| 本文抜粋 |

先日の記事では、「ものづくり」に焦点を当てて、合成生物学の力量と将来性を紹介してきました。
しかしその応用は、「ものづくり」にとどまるものではありません。
新たな人工生物系を用い、高い選択性/有効性/安全性を持った治療法の開発が医療分野で進められているのです。
このうち多能性幹細胞については既に良質な解説が多数あります。ですので今回は、それ以外の研究に焦点を当てて取りあげてみたいと思います。
主には下記レビューをまとめ上げた内容になりますが、今後の医療科学の方向性を化学者側で考えるきっかけにできればと思います。
Bringing next-generation therapeutics to the clinic through synthetic biology.
Bugaj, L. J.; Schaffer, D. V. Curr. Opin. Chem. Biol. 2012, 16, 355. doi:10.1016/j.cbpa.2012.04.009
合成生物学の疾病治療への応用は、研究領域としては開拓が始まったばかりです。
しかしながら、「機能を持たせた遺伝子回路系を、生体内に組み込む治療戦略」には、その高い潜在性を窺わせる例が既に多数存在します。
これらは大きく分けて3タイプに分類されます。代表例を簡単に紹介してみましょう。
1.患者の細胞に直接合成遺伝子系を導入する系
一言で言えば「細胞を遺伝子改変して病気を治す」という考え方です。特に加齢性細胞や機能不全組織を治療する目的に、もっとも直接性の高い方法といえます。

| 取り組む課題 1 |
次の(a)〜(c)が本文の内容と一致するかを「はい」か「いいえ」で答え、判断の根拠となる本文の語句をそのまま引用しなさい。
(a) 合成生物学の応用は「ものづくり」に限られる。
(b) 今回は多能性幹細胞以外の研究を取りあげる。
(c) 合成生物学の疾病治療への応用は、研究領域としてすでに成熟している。
| 取り組む課題 2 |
本文に、新たな人工生物系を用いて開発が進められている治療法が持つ性質として挙げられているものを、すべて書き出しなさい。

| 記録の抜粋 |
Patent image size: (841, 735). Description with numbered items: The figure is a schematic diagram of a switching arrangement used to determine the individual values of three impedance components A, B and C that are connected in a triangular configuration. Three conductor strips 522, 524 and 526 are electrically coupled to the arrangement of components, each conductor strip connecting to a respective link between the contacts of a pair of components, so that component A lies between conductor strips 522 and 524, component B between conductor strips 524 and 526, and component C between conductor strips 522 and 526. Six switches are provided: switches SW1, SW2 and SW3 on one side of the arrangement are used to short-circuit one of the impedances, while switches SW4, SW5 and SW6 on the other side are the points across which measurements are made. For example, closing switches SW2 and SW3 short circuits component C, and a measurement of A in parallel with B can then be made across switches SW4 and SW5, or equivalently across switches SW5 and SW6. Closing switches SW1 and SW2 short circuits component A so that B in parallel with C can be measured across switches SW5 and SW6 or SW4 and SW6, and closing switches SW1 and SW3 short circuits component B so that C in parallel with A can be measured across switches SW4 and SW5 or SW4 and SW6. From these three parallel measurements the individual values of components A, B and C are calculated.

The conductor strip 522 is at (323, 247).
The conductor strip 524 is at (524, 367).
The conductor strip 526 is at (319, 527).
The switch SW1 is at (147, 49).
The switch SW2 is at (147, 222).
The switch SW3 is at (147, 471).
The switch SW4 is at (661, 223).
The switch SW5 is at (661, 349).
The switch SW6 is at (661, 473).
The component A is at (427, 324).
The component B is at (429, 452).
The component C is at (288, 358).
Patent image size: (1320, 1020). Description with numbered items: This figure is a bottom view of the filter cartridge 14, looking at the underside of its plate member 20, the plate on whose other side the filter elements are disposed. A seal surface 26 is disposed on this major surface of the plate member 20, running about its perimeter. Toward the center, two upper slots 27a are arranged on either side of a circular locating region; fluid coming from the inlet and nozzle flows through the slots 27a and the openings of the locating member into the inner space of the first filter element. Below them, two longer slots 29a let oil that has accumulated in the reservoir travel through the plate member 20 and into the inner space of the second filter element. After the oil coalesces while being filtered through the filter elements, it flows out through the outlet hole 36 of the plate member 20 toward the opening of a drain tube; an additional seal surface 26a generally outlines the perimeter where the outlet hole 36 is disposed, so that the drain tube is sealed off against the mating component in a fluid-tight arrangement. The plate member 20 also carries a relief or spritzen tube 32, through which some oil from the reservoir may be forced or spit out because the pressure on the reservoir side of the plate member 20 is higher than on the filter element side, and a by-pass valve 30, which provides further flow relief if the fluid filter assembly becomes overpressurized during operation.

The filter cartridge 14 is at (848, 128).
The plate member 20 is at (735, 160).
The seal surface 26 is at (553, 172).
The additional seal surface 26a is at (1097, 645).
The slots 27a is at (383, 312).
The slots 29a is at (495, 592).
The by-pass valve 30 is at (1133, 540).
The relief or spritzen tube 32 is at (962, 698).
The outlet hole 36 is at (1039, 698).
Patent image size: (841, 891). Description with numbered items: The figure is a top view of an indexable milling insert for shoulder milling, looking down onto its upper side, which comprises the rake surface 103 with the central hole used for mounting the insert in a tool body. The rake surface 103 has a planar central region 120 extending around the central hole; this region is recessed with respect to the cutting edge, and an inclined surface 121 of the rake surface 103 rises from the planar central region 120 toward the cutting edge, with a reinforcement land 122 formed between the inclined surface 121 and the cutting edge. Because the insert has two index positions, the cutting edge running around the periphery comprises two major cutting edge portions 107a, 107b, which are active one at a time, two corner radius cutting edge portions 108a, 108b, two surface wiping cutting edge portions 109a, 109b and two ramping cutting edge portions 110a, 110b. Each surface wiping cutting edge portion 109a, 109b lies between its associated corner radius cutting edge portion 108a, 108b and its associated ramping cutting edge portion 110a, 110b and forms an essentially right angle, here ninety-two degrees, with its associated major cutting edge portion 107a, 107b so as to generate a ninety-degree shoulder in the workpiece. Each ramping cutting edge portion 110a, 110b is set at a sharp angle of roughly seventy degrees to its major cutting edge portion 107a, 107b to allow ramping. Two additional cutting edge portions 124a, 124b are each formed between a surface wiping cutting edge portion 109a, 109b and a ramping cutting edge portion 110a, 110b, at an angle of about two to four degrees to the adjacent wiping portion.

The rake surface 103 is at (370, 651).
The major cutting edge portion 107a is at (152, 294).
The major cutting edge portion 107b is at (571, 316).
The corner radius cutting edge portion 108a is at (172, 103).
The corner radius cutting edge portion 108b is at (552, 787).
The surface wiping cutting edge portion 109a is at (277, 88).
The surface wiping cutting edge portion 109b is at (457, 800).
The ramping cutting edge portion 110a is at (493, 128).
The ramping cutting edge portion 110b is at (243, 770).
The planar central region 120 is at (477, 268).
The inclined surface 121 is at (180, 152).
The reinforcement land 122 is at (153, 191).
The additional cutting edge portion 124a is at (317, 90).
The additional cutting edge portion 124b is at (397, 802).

| 課題の解答 1 |
(a) いいえ:「しかしその応用は、「ものづくり」にとどまるものではありません。」
(b) はい:「ですので今回は、それ以外の研究に焦点を当てて取りあげてみたいと思います。」
(c) いいえ:「研究領域としては開拓が始まったばかりです。」

| 課題の解答 2 |
選択性、有効性、安全性